(Stored data)
--- START ---

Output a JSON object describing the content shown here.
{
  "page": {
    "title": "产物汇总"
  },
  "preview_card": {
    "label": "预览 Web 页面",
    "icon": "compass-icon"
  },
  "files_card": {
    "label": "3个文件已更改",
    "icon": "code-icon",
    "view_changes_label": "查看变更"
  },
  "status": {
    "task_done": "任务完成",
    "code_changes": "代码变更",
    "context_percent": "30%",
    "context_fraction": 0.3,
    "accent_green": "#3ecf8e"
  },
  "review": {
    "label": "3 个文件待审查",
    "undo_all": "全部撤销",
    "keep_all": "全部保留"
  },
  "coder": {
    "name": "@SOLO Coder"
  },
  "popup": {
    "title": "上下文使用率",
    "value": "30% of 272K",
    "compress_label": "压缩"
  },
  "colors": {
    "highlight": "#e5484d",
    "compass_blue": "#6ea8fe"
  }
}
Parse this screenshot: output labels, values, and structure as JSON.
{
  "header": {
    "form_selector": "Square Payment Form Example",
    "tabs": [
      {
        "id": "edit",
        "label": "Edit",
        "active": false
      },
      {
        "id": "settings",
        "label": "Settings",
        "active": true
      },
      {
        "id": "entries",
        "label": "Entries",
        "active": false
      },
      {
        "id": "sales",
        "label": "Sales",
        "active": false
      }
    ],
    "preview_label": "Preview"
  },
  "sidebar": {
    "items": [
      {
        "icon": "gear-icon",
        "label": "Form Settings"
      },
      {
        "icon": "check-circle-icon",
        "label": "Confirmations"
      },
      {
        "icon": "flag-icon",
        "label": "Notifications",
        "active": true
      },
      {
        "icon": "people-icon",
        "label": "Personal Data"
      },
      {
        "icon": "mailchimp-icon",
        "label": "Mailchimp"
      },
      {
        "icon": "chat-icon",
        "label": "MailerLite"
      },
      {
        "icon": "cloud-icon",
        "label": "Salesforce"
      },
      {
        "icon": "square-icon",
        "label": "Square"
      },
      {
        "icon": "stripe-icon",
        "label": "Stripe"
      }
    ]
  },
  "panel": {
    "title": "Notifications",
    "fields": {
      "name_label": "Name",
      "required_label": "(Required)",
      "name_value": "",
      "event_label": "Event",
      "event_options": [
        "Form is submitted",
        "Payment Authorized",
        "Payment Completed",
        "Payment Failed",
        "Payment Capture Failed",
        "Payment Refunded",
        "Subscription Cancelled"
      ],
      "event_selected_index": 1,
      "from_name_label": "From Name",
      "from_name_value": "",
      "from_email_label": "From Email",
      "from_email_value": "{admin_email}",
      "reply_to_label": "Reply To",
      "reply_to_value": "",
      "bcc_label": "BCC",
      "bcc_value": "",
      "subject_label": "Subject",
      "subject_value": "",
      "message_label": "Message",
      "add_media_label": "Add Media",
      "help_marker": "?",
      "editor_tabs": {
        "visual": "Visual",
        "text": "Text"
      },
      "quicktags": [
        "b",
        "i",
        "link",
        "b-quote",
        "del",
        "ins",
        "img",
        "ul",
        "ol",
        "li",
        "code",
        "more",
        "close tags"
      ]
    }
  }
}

--- END ---

## What is required
Please set down the whole listing above without altering a single line.

## Reply to the exercise
Output a JSON object describing the content shown here.
{
  "page": {
    "title": "产物汇总"
  },
  "preview_card": {
    "label": "预览 Web 页面",
    "icon": "compass-icon"
  },
  "files_card": {
    "label": "3个文件已更改",
    "icon": "code-icon",
    "view_changes_label": "查看变更"
  },
  "status": {
    "task_done": "任务完成",
    "code_changes": "代码变更",
    "context_percent": "30%",
    "context_fraction": 0.3,
    "accent_green": "#3ecf8e"
  },
  "review": {
    "label": "3 个文件待审查",
    "undo_all": "全部撤销",
    "keep_all": "全部保留"
  },
  "coder": {
    "name": "@SOLO Coder"
  },
  "popup": {
    "title": "上下文使用率",
    "value": "30% of 272K",
    "compress_label": "压缩"
  },
  "colors": {
    "highlight": "#e5484d",
    "compass_blue": "#6ea8fe"
  }
}
Parse this screenshot: output labels, values, and structure as JSON.
{
  "header": {
    "form_selector": "Square Payment Form Example",
    "tabs": [
      {
        "id": "edit",
        "label": "Edit",
        "active": false
      },
      {
        "id": "settings",
        "label": "Settings",
        "active": true
      },
      {
        "id": "entries",
        "label": "Entries",
        "active": false
      },
      {
        "id": "sales",
        "label": "Sales",
        "active": false
      }
    ],
    "preview_label": "Preview"
  },
  "sidebar": {
    "items": [
      {
        "icon": "gear-icon",
        "label": "Form Settings"
      },
      {
        "icon": "check-circle-icon",
        "label": "Confirmations"
      },
      {
        "icon": "flag-icon",
        "label": "Notifications",
        "active": true
      },
      {
        "icon": "people-icon",
        "label": "Personal Data"
      },
      {
        "icon": "mailchimp-icon",
        "label": "Mailchimp"
      },
      {
        "icon": "chat-icon",
        "label": "MailerLite"
      },
      {
        "icon": "cloud-icon",
        "label": "Salesforce"
      },
      {
        "icon": "square-icon",
        "label": "Square"
      },
      {
        "icon": "stripe-icon",
        "label": "Stripe"
      }
    ]
  },
  "panel": {
    "title": "Notifications",
    "fields": {
      "name_label": "Name",
      "required_label": "(Required)",
      "name_value": "",
      "event_label": "Event",
      "event_options": [
        "Form is submitted",
        "Payment Authorized",
        "Payment Completed",
        "Payment Failed",
        "Payment Capture Failed",
        "Payment Refunded",
        "Subscription Cancelled"
      ],
      "event_selected_index": 1,
      "from_name_label": "From Name",
      "from_name_value": "",
      "from_email_label": "From Email",
      "from_email_value": "{admin_email}",
      "reply_to_label": "Reply To",
      "reply_to_value": "",
      "bcc_label": "BCC",
      "bcc_value": "",
      "subject_label": "Subject",
      "subject_value": "",
      "message_label": "Message",
      "add_media_label": "Add Media",
      "help_marker": "?",
      "editor_tabs": {
        "visual": "Visual",
        "text": "Text"
      },
      "quicktags": [
        "b",
        "i",
        "link",
        "b-quote",
        "del",
        "ins",
        "img",
        "ul",
        "ol",
        "li",
        "code",
        "more",
        "close tags"
      ]
    }
  }
}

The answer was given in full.